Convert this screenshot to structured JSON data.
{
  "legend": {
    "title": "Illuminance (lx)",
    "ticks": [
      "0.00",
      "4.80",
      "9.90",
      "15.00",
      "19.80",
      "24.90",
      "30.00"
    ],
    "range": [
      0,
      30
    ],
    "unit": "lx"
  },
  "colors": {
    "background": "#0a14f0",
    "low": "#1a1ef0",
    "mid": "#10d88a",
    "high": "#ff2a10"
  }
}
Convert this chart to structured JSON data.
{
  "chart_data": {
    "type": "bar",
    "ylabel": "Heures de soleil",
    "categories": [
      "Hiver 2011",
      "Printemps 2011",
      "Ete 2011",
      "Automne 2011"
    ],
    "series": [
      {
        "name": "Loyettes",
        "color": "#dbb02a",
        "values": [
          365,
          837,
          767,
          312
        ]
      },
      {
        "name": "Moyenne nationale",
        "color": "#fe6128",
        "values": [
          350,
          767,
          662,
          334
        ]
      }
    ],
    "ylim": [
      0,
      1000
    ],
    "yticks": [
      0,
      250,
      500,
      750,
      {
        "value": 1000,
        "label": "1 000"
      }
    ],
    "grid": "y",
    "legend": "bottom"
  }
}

▬▬▬▬▬▬▬▬▬▬

_EXERCISE PROMPT_
Give the lines exactly as they stand, from the line with "Convert this chart to structured JSON data." through the end of the material.

_RESULT_
Convert this chart to structured JSON data.
{
  "chart_data": {
    "type": "bar",
    "ylabel": "Heures de soleil",
    "categories": [
      "Hiver 2011",
      "Printemps 2011",
      "Ete 2011",
      "Automne 2011"
    ],
    "series": [
      {
        "name": "Loyettes",
        "color": "#dbb02a",
        "values": [
          365,
          837,
          767,
          312
        ]
      },
      {
        "name": "Moyenne nationale",
        "color": "#fe6128",
        "values": [
          350,
          767,
          662,
          334
        ]
      }
    ],
    "ylim": [
      0,
      1000
    ],
    "yticks": [
      0,
      250,
      500,
      750,
      {
        "value": 1000,
        "label": "1 000"
      }
    ],
    "grid": "y",
    "legend": "bottom"
  }
}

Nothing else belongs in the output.